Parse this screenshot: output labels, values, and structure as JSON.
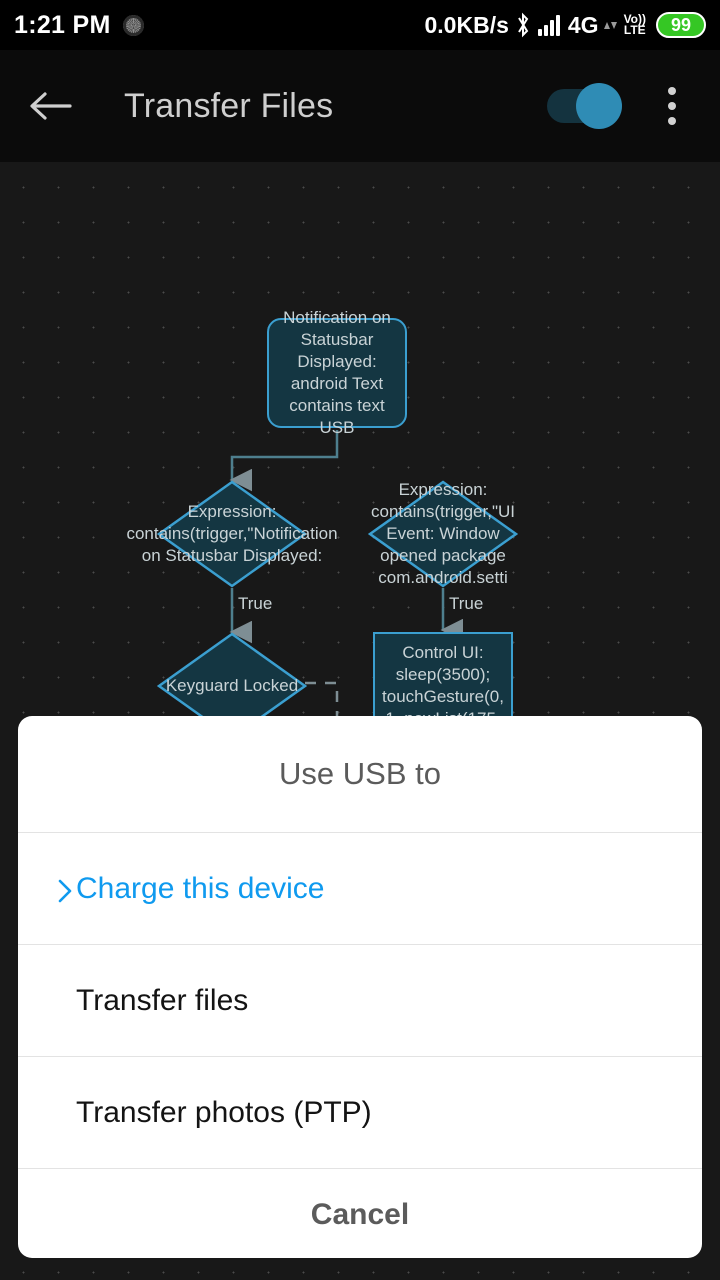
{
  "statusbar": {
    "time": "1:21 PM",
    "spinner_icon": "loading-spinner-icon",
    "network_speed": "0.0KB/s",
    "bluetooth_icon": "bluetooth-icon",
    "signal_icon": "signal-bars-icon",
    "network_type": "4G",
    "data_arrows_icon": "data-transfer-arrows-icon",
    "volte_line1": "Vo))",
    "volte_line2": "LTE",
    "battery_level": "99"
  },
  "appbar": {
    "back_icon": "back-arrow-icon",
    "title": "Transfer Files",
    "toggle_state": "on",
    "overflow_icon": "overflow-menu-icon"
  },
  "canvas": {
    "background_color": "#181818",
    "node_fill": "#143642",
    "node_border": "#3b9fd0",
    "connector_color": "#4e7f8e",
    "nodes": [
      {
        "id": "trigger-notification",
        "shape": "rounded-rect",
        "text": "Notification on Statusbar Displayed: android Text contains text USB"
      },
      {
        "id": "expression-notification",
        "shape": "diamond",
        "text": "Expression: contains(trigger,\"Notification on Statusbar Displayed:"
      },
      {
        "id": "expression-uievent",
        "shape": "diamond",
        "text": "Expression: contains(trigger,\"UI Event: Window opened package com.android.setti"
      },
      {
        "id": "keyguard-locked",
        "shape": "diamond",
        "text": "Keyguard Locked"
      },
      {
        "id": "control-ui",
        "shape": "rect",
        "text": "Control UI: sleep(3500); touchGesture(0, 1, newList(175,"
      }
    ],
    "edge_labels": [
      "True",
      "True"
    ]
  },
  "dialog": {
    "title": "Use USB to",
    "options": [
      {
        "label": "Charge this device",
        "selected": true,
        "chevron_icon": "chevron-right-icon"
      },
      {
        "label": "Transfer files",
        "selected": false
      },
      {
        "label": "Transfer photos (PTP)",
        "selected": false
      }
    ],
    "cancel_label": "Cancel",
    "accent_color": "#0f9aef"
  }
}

YOUR INSTRUCTIONS -> Only lines with "this" are wanted here; list each of them.

CORRECT OUTPUT ->
Parse this screenshot: output labels, values, and structure as JSON.
        "label": "Charge this device",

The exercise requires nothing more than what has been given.